Tell how many lines contain the word "claimed". Reply with the number only.

**STORED RECORDS**
+---+
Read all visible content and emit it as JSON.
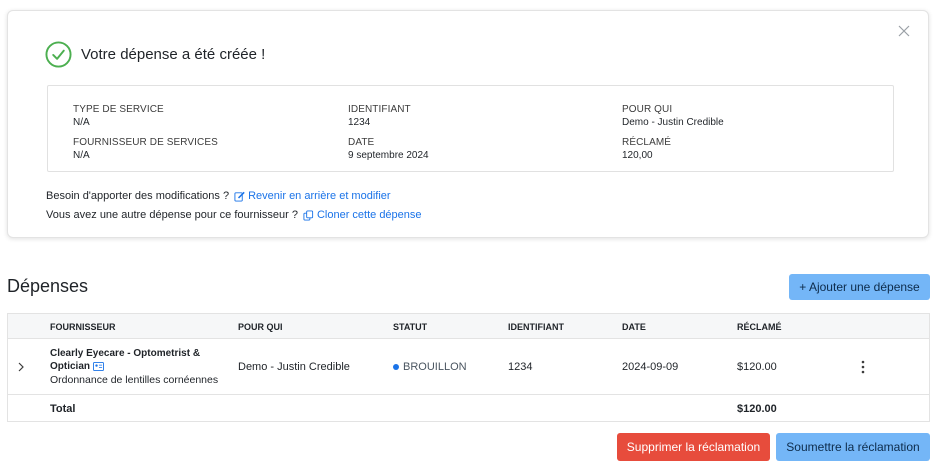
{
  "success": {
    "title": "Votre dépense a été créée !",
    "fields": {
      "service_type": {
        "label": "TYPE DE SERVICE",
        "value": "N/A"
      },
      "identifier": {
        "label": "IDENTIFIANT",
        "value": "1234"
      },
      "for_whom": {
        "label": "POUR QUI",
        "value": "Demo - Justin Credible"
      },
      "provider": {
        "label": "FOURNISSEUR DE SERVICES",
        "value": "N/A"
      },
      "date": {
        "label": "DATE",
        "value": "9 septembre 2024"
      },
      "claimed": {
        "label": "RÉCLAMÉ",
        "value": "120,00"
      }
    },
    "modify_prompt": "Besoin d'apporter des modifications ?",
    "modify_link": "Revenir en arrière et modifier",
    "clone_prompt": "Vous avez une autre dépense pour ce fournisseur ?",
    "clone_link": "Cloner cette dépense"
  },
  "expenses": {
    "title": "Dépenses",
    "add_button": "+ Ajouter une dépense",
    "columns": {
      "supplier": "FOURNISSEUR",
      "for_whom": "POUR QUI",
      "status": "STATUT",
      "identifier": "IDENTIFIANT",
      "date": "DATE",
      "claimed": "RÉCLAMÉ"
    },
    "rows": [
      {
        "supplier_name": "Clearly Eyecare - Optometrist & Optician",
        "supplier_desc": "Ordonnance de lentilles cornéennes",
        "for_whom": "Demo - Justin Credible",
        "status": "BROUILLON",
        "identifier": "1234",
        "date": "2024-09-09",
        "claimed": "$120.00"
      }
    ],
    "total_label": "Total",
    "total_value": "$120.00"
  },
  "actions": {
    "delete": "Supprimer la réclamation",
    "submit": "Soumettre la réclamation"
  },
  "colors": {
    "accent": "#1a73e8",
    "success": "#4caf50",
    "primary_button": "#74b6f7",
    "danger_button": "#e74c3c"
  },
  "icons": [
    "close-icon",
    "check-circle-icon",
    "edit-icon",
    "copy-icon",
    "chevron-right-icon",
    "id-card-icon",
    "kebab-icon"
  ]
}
+---+
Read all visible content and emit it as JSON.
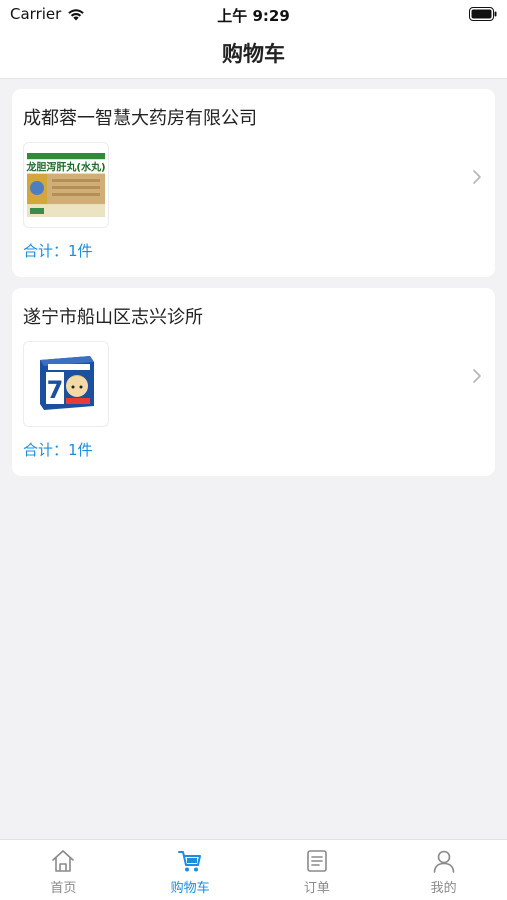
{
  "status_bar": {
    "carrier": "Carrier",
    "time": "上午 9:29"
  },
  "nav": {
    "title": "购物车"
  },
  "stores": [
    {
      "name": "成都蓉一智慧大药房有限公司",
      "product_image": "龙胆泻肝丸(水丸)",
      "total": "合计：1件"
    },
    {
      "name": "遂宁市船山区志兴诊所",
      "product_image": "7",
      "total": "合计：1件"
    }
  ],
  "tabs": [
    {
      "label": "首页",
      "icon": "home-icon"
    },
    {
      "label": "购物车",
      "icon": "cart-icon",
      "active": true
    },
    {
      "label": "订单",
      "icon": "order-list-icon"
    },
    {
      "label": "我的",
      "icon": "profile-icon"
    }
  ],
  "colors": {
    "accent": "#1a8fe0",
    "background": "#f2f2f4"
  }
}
+---+
**FULL ANSWER**
3